**WRITTEN INSTRUCTION A:**
Return the records verbatim, from the line containing "collapse-icon[interactable]: ⌄ — [142, 142, 154, 157]" to the line containing "tree-pictures[interactable]: ›🖼图片 —", both included.

**SELECTED TEXT:**
-- start --

The Boston Diaries

The ongoing saga of a programmer who doesn't live in Boston, nor does he even like Boston, but yet named his weblog/journal “The Boston Diaries.”

Go figure.

Sunday, August 04, 2013

Programs from the past, Part II

I could have sworn I wrote a bit more about a program I wrote while at FAU; specifically, just how long it took to run back then vs now (or rather, a few years ago), but having failed to find any using Google or locally searching the entries on the server, I ended up spending all day yesterday reading through ten years of archives and still not finding anything, I guess I haven't.

Well. [Deep subject. —Editor] [Shut up you! —Sean]

So I wrote a series of programs to search through the domain of the following pair of equations:

xi+1 = (Ayi + B) xi (1 - xi)
yi+1 = (Cxi + D) yi (1 - yi)

The intent was to generate a large number of (x y) pairs and plot the results for a given set of values for A, B, C and D. Something like:

[Window showing a chaotic attractor]
[Control window for chaotic attractor]

The top window shows the resulting chaotic attractor when A is 2.4375, B is 1.5624, C is -0.8659 and D is 4.0 as you loop through the above two equations 15,000 times to generate 15,000 points (all between 0 and 1 for both the x and y axis). And the thing about a chaotic attractor is, the initial starting point (x0 and y0) is largely immaterial (but not quite, as the starting values must be between somewhere between 0 and 1). Any given value for x0 and y0 will result in the same figure being drawn for the given values of A, B, C and D.

The program shown allows you to change the settings of the four controlling variables A, B, C and D by sliding the named boxes horizontally (the botton one allows you to slide multiple variables at the same time—in this case, A and C will slide to the left if you slide the bottom box to the left).

That was fine, but my bosses at the time wanted another view generated—a “map” of the chaotic attractors, if you will. To generate this “map,” first you calculate how many points are generated before you settle into an attractor:

int mainloop(const double A,const double B,const double C,const double D)
{
  double xn,xn1;
  double yn,yn1;
  int    ix;
  int    iy;
  int    count;
  bool   pix[DIM][DIM];	/* have we seen this (xy) pair yet? */
  
  memset(pix,0,sizeof(pix));
  
  for (count = 0 , xn = yn = 0.5 ; count < MAXLOOP ; count++)
  {
    xn1 = ((A * yn) + B) * xn * (1.0 - xn);
    yn1 = ((C * xn) + D) * yn * (1.0 - yn);    
    xn  = xn1;
    yn  = yn1;
    
    /* exit if we're outside the bounds */
    
    if (xn <  0.0) return MAXLOOP;
    if (xn >= 1.0) return MAXLOOP;
    if (yn <  0.0) return MAXLOOP;
    if (yn >= 1.0) return MAXLOOP;
    
    ix  = (int)(xn * DIM);
    iy  = (int)(yn * DIM);
    
    if (pix[ix][iy])

-- end --

**INFORMATION SHOWN:**
-- start --

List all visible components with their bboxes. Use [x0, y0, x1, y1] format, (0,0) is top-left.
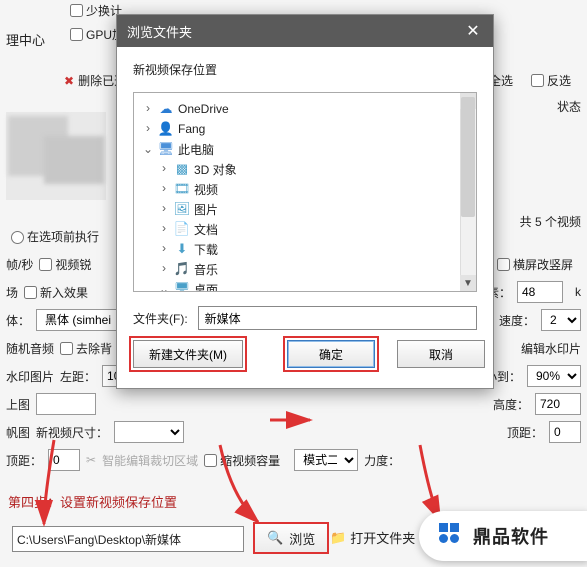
collapse-icon[interactable]: ⌄ — [142, 142, 154, 157]
close-icon: ✕ — [466, 21, 479, 41]
browse-folder-dialog: 浏览文件夹 ✕ 新视频保存位置 ›☁OneDrive ›👤Fang ⌄🖥此电脑 … — [116, 14, 494, 389]
expand-icon[interactable]: › — [142, 102, 154, 116]
edit-wm-label: 编辑水印片 — [521, 340, 581, 357]
cloud-icon: ☁ — [158, 101, 174, 117]
brand-badge: 鼎品软件 — [419, 511, 587, 561]
tree-pictures[interactable]: ›🖼图片 — [138, 199, 472, 219]
margin-input[interactable] — [48, 449, 80, 471]
height-input[interactable] — [535, 393, 581, 415]
pixel-input[interactable] — [517, 281, 563, 303]
tree-music[interactable]: ›🎵音乐 — [138, 259, 472, 279]
folder-tree[interactable]: ›☁OneDrive ›👤Fang ⌄🖥此电脑 ›▩3D 对象 ›🎞视频 ›🖼图… — [133, 92, 477, 292]
cancel-button[interactable]: 取消 — [397, 340, 485, 368]
browse-label: 浏览 — [289, 529, 315, 548]
video-icon: 🎞 — [174, 181, 190, 197]
random-audio-label: 随机音频 — [6, 340, 54, 357]
dialog-titlebar[interactable]: 浏览文件夹 ✕ — [117, 15, 493, 47]
speed-select[interactable]: 2 — [541, 309, 581, 331]
cb-insert-effect[interactable]: 新入效果 — [24, 284, 88, 301]
folder-name-input[interactable] — [198, 306, 477, 330]
expand-icon[interactable]: › — [158, 182, 170, 196]
folder-field-label: 文件夹(F): — [133, 310, 188, 327]
speed-label: 速度： — [499, 312, 535, 329]
status-label: 状态 — [557, 98, 581, 115]
save-path-display[interactable]: C:\Users\Fang\Desktop\新媒体 — [12, 526, 244, 552]
font-label: 体： — [6, 312, 30, 329]
delete-icon[interactable]: ✖ — [64, 74, 74, 88]
download-icon: ⬇ — [174, 241, 190, 257]
tree-user[interactable]: ›👤Fang — [138, 119, 472, 139]
mode-select[interactable]: 模式二 — [294, 449, 358, 471]
tree-thispc[interactable]: ⌄🖥此电脑 — [138, 139, 472, 159]
scale-select[interactable]: 90% — [527, 365, 581, 387]
new-folder-button[interactable]: 新建文件夹(M) — [133, 340, 243, 368]
aux-image-label: 帆图 — [6, 424, 30, 441]
tree-desktop[interactable]: ⌄🖥桌面 — [138, 279, 472, 292]
pc-icon: 🖥 — [158, 141, 174, 157]
dialog-subtitle: 新视频保存位置 — [133, 61, 477, 78]
tree-downloads[interactable]: ›⬇下载 — [138, 239, 472, 259]
upper-image-label: 上图 — [6, 396, 30, 413]
expand-icon[interactable]: › — [142, 122, 154, 136]
ok-button[interactable]: 确定 — [287, 340, 375, 368]
brand-text: 鼎品软件 — [473, 523, 549, 549]
desktop-icon: 🖥 — [174, 281, 190, 292]
new-size-label: 新视频尺寸： — [36, 424, 108, 441]
cb-few-swap[interactable]: 少换计 — [70, 2, 122, 19]
folder-open-icon: 📁 — [330, 530, 346, 546]
cb-compress[interactable]: 缩视频容量 — [204, 452, 280, 469]
browse-button[interactable]: 🔍 浏览 — [253, 522, 329, 554]
open-folder-label: 打开文件夹 — [350, 528, 415, 547]
top-margin-label: 顶距： — [507, 424, 543, 441]
document-icon: 📄 — [174, 221, 190, 237]
scroll-down-icon[interactable]: ▼ — [460, 275, 476, 291]
expand-icon[interactable]: › — [158, 202, 170, 216]
top-margin-input[interactable] — [549, 421, 581, 443]
cb-remove-bg[interactable]: 去除背 — [60, 340, 112, 357]
tree-3dobjects[interactable]: ›▩3D 对象 — [138, 159, 472, 179]
k-label: k — [575, 285, 581, 299]
upper-image-input[interactable] — [36, 393, 96, 415]
open-folder-link[interactable]: 📁 打开文件夹 — [330, 528, 415, 547]
new-size-select[interactable] — [114, 421, 184, 443]
mgmt-center-label: 理中心 — [6, 30, 45, 49]
dialog-title: 浏览文件夹 — [127, 22, 192, 41]
folder-search-icon: 🔍 — [267, 530, 283, 546]
height-label: 高度： — [493, 396, 529, 413]
user-icon: 👤 — [158, 121, 174, 137]
fps-label: 帧/秒 — [6, 256, 33, 273]
expand-icon[interactable]: › — [158, 242, 170, 256]
expand-icon[interactable]: › — [158, 262, 170, 276]
scene-label: 场 — [6, 284, 18, 301]
strength-label: 力度： — [364, 452, 400, 469]
cb-video-sharpen[interactable]: 视频锐 — [39, 256, 91, 273]
step4-label: 第四步：设置新视频保存位置 — [8, 492, 177, 511]
wm-img-label: 水印图片 — [6, 368, 54, 385]
brand-icon — [435, 519, 463, 554]
scrollbar-thumb[interactable] — [461, 97, 475, 217]
thumbnail-preview-2 — [44, 136, 104, 184]
scissors-icon: ✂ — [86, 453, 96, 467]
left-margin-label: 左距： — [60, 368, 96, 385]
radio-run-before[interactable]: 在选项前执行 — [6, 228, 99, 245]
collapse-icon[interactable]: ⌄ — [158, 282, 170, 293]
music-icon: 🎵 — [174, 261, 190, 277]
margin2-label: 顶距： — [6, 452, 42, 469]
tree-onedrive[interactable]: ›☁OneDrive — [138, 99, 472, 119]
close-button[interactable]: ✕ — [453, 15, 493, 47]
expand-icon[interactable]: › — [158, 222, 170, 236]
tree-scrollbar[interactable]: ▲ ▼ — [460, 93, 476, 291]
expand-icon[interactable]: › — [158, 162, 170, 176]
cube-icon: ▩ — [174, 161, 190, 177]
smart-crop-label: 智能编辑裁切区域 — [102, 452, 198, 469]
picture-icon: 🖼 — [174, 201, 190, 217]
tree-documents[interactable]: ›📄文档 — [138, 219, 472, 239]
cb-invert-selection[interactable]: 反选 — [531, 72, 571, 89]
cb-horiz-to-vert[interactable]: 横屏改竖屏 — [497, 256, 573, 273]
tree-videos[interactable]: ›🎞视频 — [138, 179, 472, 199]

-- end --

**WRITTEN INSTRUCTION B:**
In the Boston Diaries post, switch "count" to "iter" throughout the passage from "That was fine, but" to "MAXLOOP ; count++)", and give that passage back.

**FULL RESPONSE A:**
collapse-icon[interactable]: ⌄ — [142, 142, 154, 157]
close-icon: ✕ — [466, 21, 479, 41]
browse-folder-dialog: 浏览文件夹 ✕ 新视频保存位置 ›☁OneDrive ›👤Fang ⌄🖥此电脑 … — [116, 14, 494, 389]
expand-icon[interactable]: › — [142, 102, 154, 116]
edit-wm-label: 编辑水印片 — [521, 340, 581, 357]
cloud-icon: ☁ — [158, 101, 174, 117]
brand-badge: 鼎品软件 — [419, 511, 587, 561]
tree-pictures[interactable]: ›🖼图片 — [138, 199, 472, 219]

**FULL RESPONSE B:**
That was fine, but my bosses at the time wanted another view generated—a “map” of the chaotic attractors, if you will. To generate this “map,” first you calculate how many points are generated before you settle into an attractor:

int mainloop(const double A,const double B,const double C,const double D)
{
  double xn,xn1;
  double yn,yn1;
  int    ix;
  int    iy;
  int    iter;
  bool   pix[DIM][DIM];	/* have we seen this (xy) pair yet? */
  
  memset(pix,0,sizeof(pix));
  
  for (iter = 0 , xn = yn = 0.5 ; iter < MAXLOOP ; iter++)